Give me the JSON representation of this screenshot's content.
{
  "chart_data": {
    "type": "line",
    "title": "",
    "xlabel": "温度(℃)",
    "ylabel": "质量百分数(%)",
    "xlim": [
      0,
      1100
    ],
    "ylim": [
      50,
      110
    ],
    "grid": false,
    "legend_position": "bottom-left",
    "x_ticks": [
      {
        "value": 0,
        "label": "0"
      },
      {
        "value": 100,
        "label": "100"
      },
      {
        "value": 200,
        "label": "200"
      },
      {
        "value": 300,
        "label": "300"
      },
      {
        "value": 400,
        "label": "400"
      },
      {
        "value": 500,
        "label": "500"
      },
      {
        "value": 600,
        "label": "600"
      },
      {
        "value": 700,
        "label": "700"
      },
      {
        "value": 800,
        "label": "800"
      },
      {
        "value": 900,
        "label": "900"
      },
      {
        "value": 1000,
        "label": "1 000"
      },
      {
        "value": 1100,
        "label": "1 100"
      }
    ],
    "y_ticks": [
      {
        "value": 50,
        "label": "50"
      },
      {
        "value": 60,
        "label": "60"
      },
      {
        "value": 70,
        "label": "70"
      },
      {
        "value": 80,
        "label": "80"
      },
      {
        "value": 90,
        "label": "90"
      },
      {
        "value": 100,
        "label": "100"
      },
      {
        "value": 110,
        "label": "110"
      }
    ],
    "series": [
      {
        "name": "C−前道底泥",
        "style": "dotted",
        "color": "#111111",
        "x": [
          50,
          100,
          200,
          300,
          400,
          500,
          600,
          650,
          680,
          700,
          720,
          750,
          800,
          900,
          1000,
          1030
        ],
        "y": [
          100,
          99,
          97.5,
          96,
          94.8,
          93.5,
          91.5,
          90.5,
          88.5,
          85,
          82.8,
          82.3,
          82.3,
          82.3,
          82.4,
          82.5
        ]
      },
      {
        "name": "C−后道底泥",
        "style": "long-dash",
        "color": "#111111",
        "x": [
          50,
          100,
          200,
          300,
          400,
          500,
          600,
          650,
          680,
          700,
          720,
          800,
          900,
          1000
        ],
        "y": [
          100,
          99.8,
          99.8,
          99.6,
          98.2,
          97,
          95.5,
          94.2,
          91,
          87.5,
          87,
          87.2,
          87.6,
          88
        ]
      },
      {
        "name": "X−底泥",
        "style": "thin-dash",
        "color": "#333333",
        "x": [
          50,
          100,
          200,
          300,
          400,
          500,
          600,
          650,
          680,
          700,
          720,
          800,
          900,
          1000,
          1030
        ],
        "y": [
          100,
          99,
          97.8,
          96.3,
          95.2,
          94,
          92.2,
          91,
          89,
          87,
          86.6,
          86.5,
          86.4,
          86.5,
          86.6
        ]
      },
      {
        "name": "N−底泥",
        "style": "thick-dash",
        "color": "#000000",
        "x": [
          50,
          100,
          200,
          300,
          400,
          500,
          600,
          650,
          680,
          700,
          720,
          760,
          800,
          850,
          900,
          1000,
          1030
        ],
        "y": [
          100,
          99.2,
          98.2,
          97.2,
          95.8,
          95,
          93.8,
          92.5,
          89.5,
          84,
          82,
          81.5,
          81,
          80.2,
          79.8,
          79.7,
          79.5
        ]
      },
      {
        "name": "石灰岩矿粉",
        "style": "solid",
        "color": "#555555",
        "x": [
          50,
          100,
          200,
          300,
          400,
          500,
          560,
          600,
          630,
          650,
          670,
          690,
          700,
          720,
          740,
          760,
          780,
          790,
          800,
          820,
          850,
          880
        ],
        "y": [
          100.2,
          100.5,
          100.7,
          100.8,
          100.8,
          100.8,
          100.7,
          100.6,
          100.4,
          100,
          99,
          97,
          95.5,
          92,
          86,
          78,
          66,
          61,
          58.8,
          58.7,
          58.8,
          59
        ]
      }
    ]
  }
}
□ □ □
Task objective = Spot every line that holds "style" and copy it.

Solution for this problem =
        "style": "dotted",
        "style": "long-dash",
        "style": "thin-dash",
        "style": "thick-dash",
        "style": "solid",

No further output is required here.